Testo fornito:
Il momento più atteso dell’anno per ogni appassionato di cinema americano è la Award season, cioè la stagione dei premi che inizia a novembre con i Gotham Awards e che giunge al suo culmine con gli Academy Awards, meglio conosciuti come Oscar. Gli Oscar sono premi che attirano l’attenzione da ogni punto di vista, non solo da quello strettamente cinematografico o da quello di costume, in quanto la cerimonia stessa, sia per i momenti particolari che per il red carpet, ha una risonanza in grado di produrre discorsi anche per i mesi successivi. Ma com’è nato questo premio?


Iniziamo con una piccola contestualizzazione storica: ci troviamo alla fine degli anni ’20, un decennio di grande espansione economica dove i capitali investiti nell’industria cinematografica schizzano alle stelle. Gli spettatori e i prodotti hollywoodiani aumentano sempre di più e ciò porta alla nascita di un’organizzazione dell’industria cinematografica di tipo verticale, dove le grandi società (tra le quali figurano le tuttora operative Paramount e Metro Goldwyn Mayer) concentrano in sé produzione, distribuzione ed esercizio con il possesso di catene di sale cinematografiche. È il periodo inoltre in cui si consolida lo stile hollywoodiano classico, caratterizzato da un utilizzo delle luci artificiali che ammorbidisce le ombre e dall’effetto flou, che crea immagini soffuse sui tipici primi piani delle dive. Protagonisti del cinema del tempo erano sicuramente registi come Cecil B. De Mille, Charlie Chaplin e il pioniero del western John Ford, ma anche grandi dive come Lillian Gish e Greta Garbo.

Obiettivo:
Riscrivi il testo sugli Oscar da "Il momento più" fino a "nato questo premio?", cambiando "novembre" in "dicembre". Queste voci provengono da un'altra fonte.

Voci archiviate:
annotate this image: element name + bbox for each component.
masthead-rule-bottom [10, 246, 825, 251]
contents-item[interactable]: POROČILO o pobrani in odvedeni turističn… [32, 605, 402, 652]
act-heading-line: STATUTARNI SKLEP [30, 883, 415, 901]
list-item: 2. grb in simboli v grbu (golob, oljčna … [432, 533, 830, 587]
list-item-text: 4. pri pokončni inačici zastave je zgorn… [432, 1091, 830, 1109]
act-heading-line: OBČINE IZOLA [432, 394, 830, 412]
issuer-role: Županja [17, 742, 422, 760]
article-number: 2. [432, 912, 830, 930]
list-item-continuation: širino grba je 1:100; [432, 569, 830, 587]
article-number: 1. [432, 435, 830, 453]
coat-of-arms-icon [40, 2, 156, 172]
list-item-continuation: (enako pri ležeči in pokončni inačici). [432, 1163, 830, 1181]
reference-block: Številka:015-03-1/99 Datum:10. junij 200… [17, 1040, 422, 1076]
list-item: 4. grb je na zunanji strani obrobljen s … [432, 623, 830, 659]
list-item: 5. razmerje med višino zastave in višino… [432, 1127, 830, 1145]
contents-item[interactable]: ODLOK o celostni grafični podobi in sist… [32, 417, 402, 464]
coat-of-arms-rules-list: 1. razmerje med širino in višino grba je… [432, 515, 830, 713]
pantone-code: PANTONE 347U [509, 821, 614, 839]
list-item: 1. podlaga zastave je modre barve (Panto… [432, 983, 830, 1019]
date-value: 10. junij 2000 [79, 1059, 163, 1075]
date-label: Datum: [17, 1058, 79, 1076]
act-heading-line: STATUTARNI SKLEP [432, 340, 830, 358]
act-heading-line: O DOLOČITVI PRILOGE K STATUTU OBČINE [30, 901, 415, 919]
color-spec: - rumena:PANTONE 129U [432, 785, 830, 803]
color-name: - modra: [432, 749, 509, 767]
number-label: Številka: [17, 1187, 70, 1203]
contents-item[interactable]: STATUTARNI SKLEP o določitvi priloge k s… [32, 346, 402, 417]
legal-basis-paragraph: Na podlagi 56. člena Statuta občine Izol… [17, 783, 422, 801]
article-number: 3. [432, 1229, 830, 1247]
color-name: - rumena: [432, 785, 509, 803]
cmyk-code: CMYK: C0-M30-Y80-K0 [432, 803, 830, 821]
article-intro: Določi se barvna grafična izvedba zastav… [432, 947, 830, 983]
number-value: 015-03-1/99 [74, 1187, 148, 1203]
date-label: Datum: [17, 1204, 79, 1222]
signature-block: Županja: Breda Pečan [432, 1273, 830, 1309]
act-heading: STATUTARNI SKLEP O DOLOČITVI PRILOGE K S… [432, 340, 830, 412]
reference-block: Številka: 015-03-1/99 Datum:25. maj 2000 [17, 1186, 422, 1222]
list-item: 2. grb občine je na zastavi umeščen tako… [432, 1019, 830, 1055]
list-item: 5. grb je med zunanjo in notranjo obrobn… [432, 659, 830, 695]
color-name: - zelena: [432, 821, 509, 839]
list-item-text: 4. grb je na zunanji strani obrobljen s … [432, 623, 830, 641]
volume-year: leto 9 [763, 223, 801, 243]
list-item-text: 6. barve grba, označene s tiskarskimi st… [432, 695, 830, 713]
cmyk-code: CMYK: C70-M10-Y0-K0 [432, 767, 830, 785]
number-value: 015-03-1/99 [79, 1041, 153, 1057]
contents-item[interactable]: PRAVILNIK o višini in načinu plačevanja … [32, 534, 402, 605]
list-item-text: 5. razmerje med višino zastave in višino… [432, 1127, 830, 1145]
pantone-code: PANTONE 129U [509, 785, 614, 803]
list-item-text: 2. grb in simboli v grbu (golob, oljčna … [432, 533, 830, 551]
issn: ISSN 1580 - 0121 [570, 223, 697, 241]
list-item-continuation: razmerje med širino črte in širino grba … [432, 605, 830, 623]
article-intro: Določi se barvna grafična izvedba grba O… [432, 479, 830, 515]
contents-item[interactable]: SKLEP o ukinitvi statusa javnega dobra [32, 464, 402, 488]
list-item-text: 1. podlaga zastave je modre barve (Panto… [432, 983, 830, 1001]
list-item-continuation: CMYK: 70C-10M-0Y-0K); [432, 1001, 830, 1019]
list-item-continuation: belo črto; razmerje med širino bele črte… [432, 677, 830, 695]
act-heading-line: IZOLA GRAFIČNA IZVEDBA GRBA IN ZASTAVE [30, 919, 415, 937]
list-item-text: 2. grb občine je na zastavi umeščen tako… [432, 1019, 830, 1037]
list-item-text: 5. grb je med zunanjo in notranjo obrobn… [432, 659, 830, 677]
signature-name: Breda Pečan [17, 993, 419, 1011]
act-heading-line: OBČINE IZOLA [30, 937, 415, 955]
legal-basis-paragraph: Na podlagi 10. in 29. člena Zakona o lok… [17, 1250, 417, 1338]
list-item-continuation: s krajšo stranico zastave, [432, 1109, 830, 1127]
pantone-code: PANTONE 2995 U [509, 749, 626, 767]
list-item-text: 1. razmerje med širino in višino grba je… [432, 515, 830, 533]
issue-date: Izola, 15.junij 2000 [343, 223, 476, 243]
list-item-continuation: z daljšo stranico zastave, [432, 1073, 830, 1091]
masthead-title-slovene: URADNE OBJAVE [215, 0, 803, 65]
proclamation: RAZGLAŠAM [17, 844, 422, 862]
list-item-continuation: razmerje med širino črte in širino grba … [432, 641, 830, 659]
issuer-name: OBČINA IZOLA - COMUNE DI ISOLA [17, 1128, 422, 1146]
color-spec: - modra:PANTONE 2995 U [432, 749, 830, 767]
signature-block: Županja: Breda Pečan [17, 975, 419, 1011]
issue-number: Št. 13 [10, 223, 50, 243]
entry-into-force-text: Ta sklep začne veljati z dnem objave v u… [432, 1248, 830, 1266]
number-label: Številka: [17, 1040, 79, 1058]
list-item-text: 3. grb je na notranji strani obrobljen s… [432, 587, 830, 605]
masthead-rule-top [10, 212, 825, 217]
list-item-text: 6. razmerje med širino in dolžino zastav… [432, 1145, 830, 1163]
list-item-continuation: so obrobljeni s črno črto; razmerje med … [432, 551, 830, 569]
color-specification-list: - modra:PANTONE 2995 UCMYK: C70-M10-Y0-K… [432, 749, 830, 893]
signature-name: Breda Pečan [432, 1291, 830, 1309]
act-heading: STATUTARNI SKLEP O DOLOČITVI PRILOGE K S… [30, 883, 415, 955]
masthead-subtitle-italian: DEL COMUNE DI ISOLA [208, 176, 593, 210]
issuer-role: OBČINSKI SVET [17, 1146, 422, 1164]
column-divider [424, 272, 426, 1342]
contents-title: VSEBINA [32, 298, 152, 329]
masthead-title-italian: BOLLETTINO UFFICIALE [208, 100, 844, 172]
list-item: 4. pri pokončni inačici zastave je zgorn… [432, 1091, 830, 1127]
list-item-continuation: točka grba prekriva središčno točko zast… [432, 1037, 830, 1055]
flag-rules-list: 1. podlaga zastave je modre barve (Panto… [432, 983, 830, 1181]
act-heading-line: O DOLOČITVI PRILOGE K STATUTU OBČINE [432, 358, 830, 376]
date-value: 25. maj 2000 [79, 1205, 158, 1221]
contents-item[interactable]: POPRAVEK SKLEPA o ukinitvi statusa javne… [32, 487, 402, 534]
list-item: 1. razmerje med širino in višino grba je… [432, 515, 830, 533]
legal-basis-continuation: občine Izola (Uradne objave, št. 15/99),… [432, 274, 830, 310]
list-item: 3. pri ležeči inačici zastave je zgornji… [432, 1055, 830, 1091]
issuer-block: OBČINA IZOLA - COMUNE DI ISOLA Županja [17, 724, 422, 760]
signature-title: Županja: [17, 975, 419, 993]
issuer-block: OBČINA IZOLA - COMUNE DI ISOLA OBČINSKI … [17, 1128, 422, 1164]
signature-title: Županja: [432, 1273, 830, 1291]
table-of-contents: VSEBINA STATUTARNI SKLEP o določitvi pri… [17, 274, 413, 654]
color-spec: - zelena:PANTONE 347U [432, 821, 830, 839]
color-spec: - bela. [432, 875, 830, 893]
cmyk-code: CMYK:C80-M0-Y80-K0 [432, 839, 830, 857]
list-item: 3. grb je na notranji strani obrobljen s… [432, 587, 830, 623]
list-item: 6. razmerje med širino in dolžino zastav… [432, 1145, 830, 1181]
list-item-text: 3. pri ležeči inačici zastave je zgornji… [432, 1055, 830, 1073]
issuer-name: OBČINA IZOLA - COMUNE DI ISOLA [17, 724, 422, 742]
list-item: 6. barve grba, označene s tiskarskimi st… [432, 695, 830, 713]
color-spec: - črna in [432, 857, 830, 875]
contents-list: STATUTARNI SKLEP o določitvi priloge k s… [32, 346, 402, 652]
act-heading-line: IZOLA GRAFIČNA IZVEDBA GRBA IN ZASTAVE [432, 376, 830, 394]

Risposta scritta:
Il momento più atteso dell’anno per ogni appassionato di cinema americano è la Award season, cioè la stagione dei premi che inizia a dicembre con i Gotham Awards e che giunge al suo culmine con gli Academy Awards, meglio conosciuti come Oscar. Gli Oscar sono premi che attirano l’attenzione da ogni punto di vista, non solo da quello strettamente cinematografico o da quello di costume, in quanto la cerimonia stessa, sia per i momenti particolari che per il red carpet, ha una risonanza in grado di produrre discorsi anche per i mesi successivi. Ma com’è nato questo premio?